* What this task involves
Your task is to locate every line holding the string "count" and to copy each of them.

* Records for this exercise
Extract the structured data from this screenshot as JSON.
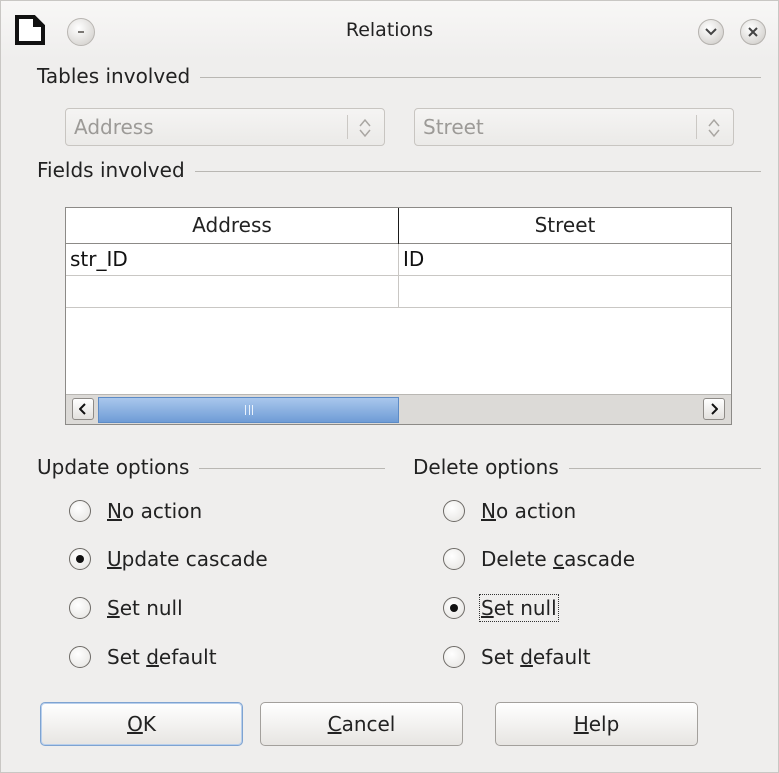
{
  "window": {
    "title": "Relations"
  },
  "tables_involved": {
    "heading": "Tables involved",
    "left_table": "Address",
    "right_table": "Street"
  },
  "fields_involved": {
    "heading": "Fields involved",
    "columns": [
      "Address",
      "Street"
    ],
    "rows": [
      [
        "str_ID",
        "ID"
      ],
      [
        "",
        ""
      ]
    ],
    "scroll_thumb_glyph": "III"
  },
  "update_options": {
    "heading": "Update options",
    "options": [
      {
        "label": "No action",
        "mnemonic": "N",
        "rest": "o action",
        "checked": false
      },
      {
        "label": "Update cascade",
        "mnemonic": "U",
        "rest": "pdate cascade",
        "checked": true
      },
      {
        "label": "Set null",
        "mnemonic": "S",
        "rest": "et null",
        "checked": false
      },
      {
        "label": "Set default",
        "prefix": "Set ",
        "mnemonic": "d",
        "rest": "efault",
        "checked": false
      }
    ]
  },
  "delete_options": {
    "heading": "Delete options",
    "options": [
      {
        "label": "No action",
        "mnemonic": "N",
        "rest": "o action",
        "checked": false
      },
      {
        "label": "Delete cascade",
        "prefix": "Delete ",
        "mnemonic": "c",
        "rest": "ascade",
        "checked": false
      },
      {
        "label": "Set null",
        "mnemonic": "S",
        "rest": "et null",
        "checked": true
      },
      {
        "label": "Set default",
        "prefix": "Set ",
        "mnemonic": "d",
        "rest": "efault",
        "checked": false
      }
    ]
  },
  "buttons": {
    "ok": {
      "mnemonic": "O",
      "rest": "K"
    },
    "cancel": {
      "mnemonic": "C",
      "rest": "ancel"
    },
    "help": {
      "mnemonic": "H",
      "rest": "elp"
    }
  }
}
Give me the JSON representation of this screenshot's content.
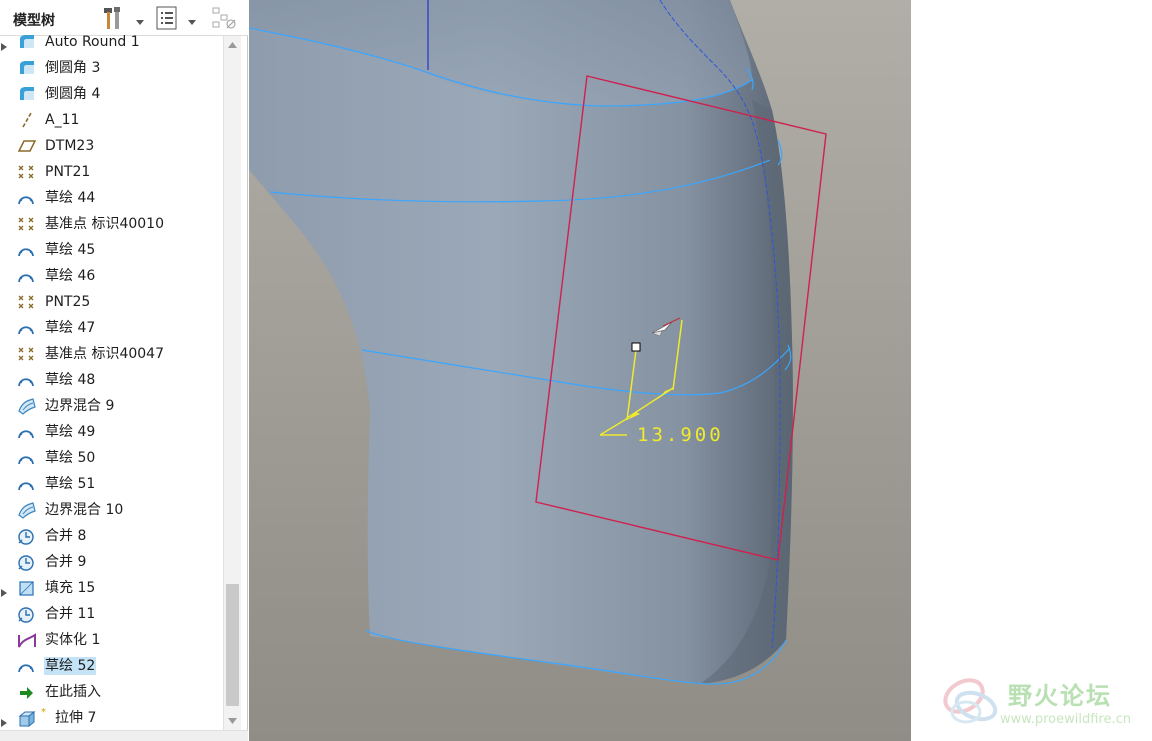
{
  "tree": {
    "title": "模型树",
    "items": [
      {
        "label": "Auto Round 1",
        "icon": "round-icon",
        "expandable": true
      },
      {
        "label": "倒圆角 3",
        "icon": "round-icon",
        "expandable": false
      },
      {
        "label": "倒圆角 4",
        "icon": "round-icon",
        "expandable": false
      },
      {
        "label": "A_11",
        "icon": "axis-icon",
        "expandable": false
      },
      {
        "label": "DTM23",
        "icon": "datum-plane-icon",
        "expandable": false
      },
      {
        "label": "PNT21",
        "icon": "datum-point-icon",
        "expandable": false
      },
      {
        "label": "草绘 44",
        "icon": "sketch-icon",
        "expandable": false
      },
      {
        "label": "基准点 标识40010",
        "icon": "datum-point-icon",
        "expandable": false
      },
      {
        "label": "草绘 45",
        "icon": "sketch-icon",
        "expandable": false
      },
      {
        "label": "草绘 46",
        "icon": "sketch-icon",
        "expandable": false
      },
      {
        "label": "PNT25",
        "icon": "datum-point-icon",
        "expandable": false
      },
      {
        "label": "草绘 47",
        "icon": "sketch-icon",
        "expandable": false
      },
      {
        "label": "基准点 标识40047",
        "icon": "datum-point-icon",
        "expandable": false
      },
      {
        "label": "草绘 48",
        "icon": "sketch-icon",
        "expandable": false
      },
      {
        "label": "边界混合 9",
        "icon": "boundary-blend-icon",
        "expandable": false
      },
      {
        "label": "草绘 49",
        "icon": "sketch-icon",
        "expandable": false
      },
      {
        "label": "草绘 50",
        "icon": "sketch-icon",
        "expandable": false
      },
      {
        "label": "草绘 51",
        "icon": "sketch-icon",
        "expandable": false
      },
      {
        "label": "边界混合 10",
        "icon": "boundary-blend-icon",
        "expandable": false
      },
      {
        "label": "合并 8",
        "icon": "merge-icon",
        "expandable": false
      },
      {
        "label": "合并 9",
        "icon": "merge-icon",
        "expandable": false
      },
      {
        "label": "填充 15",
        "icon": "fill-icon",
        "expandable": true
      },
      {
        "label": "合并 11",
        "icon": "merge-icon",
        "expandable": false
      },
      {
        "label": "实体化 1",
        "icon": "solidify-icon",
        "expandable": false
      },
      {
        "label": "草绘 52",
        "icon": "sketch-icon",
        "expandable": false,
        "selected": true
      },
      {
        "label": "在此插入",
        "icon": "insert-arrow-icon",
        "expandable": false
      },
      {
        "label": "拉伸 7",
        "icon": "extrude-icon",
        "expandable": true
      }
    ]
  },
  "viewport": {
    "dimension_value": "13.900",
    "colors": {
      "background_top": "#a9a79f",
      "background_bottom": "#8e8c84",
      "surface": "#94a2b2",
      "edge": "#3aa6ff",
      "datum_plane": "#d0204e",
      "dimension": "#f0ea2c",
      "axis": "#2233cc"
    }
  },
  "watermark": {
    "title": "野火论坛",
    "url": "www.proewildfire.cn"
  }
}
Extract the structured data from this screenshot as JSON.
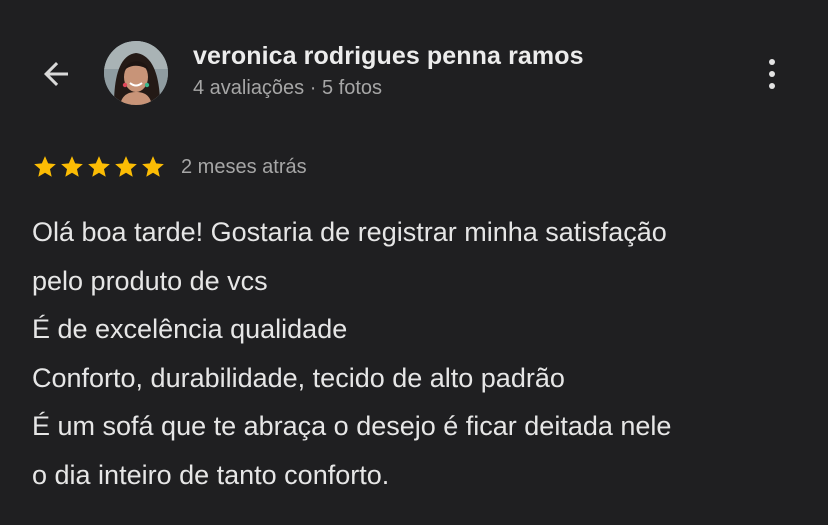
{
  "header": {
    "back_icon": "arrow-back-icon",
    "author_name": "veronica rodrigues penna ramos",
    "author_meta": "4 avaliações · 5 fotos",
    "more_icon": "more-vertical-icon"
  },
  "review": {
    "rating": 5,
    "rating_max": 5,
    "star_color": "#fbbc04",
    "date": "2 meses atrás",
    "lines": [
      "Olá boa tarde! Gostaria de registrar minha satisfação",
      "pelo produto de vcs",
      "É de excelência qualidade",
      "Conforto, durabilidade, tecido de alto padrão",
      "É um sofá que te abraça o desejo é ficar deitada nele",
      "o dia inteiro de tanto conforto."
    ]
  }
}
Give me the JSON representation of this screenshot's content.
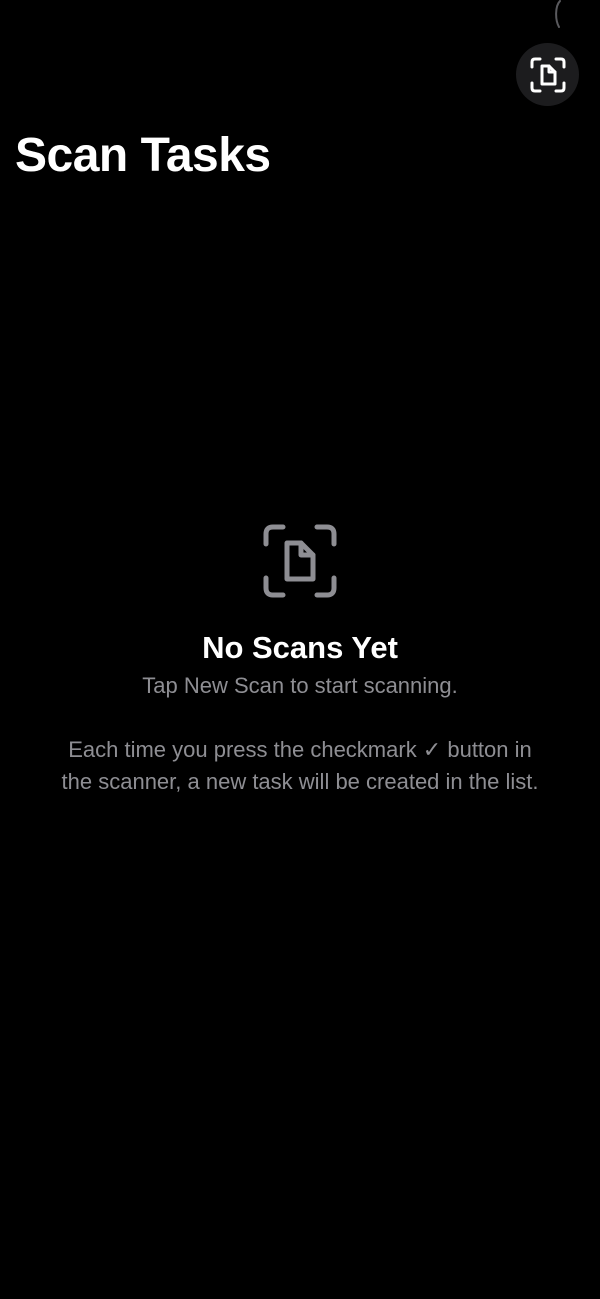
{
  "status": {
    "indicator_icon": "arc-indicator-icon"
  },
  "toolbar": {
    "scan_button_icon": "document-scanner-icon"
  },
  "header": {
    "title": "Scan Tasks"
  },
  "empty_state": {
    "icon": "document-scanner-icon",
    "title": "No Scans Yet",
    "subtitle": "Tap New Scan to start scanning.",
    "description": "Each time you press the checkmark ✓ button in the scanner, a new task will be created in the list."
  },
  "colors": {
    "background": "#000000",
    "primary_text": "#ffffff",
    "secondary_text": "#8e8e93",
    "button_background": "#1c1c1e",
    "icon_gray": "#8e8e93"
  }
}
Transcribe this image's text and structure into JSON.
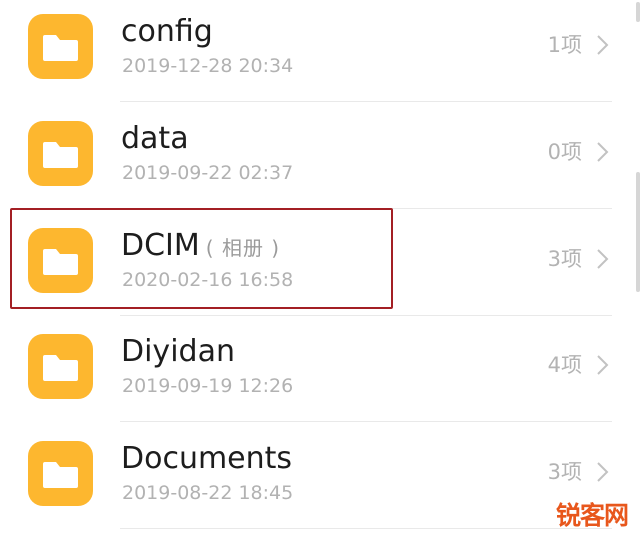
{
  "folders": [
    {
      "name": "config",
      "alias": "",
      "date": "2019-12-28 20:34",
      "count": "1项"
    },
    {
      "name": "data",
      "alias": "",
      "date": "2019-09-22 02:37",
      "count": "0项"
    },
    {
      "name": "DCIM",
      "alias": "( 相册 )",
      "date": "2020-02-16 16:58",
      "count": "3项"
    },
    {
      "name": "Diyidan",
      "alias": "",
      "date": "2019-09-19 12:26",
      "count": "4项"
    },
    {
      "name": "Documents",
      "alias": "",
      "date": "2019-08-22 18:45",
      "count": "3项"
    }
  ],
  "highlighted_folder": "DCIM",
  "watermark": "锐客网",
  "colors": {
    "folder": "#fdb72f",
    "highlight_border": "#a31f24",
    "watermark": "#e8571c"
  },
  "icons": {
    "folder": "folder-icon",
    "chevron": "chevron-right-icon"
  }
}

* Correct result
      "count": "1项"
      "count": "0项"
      "count": "3项"
      "count": "4项"
      "count": "3项"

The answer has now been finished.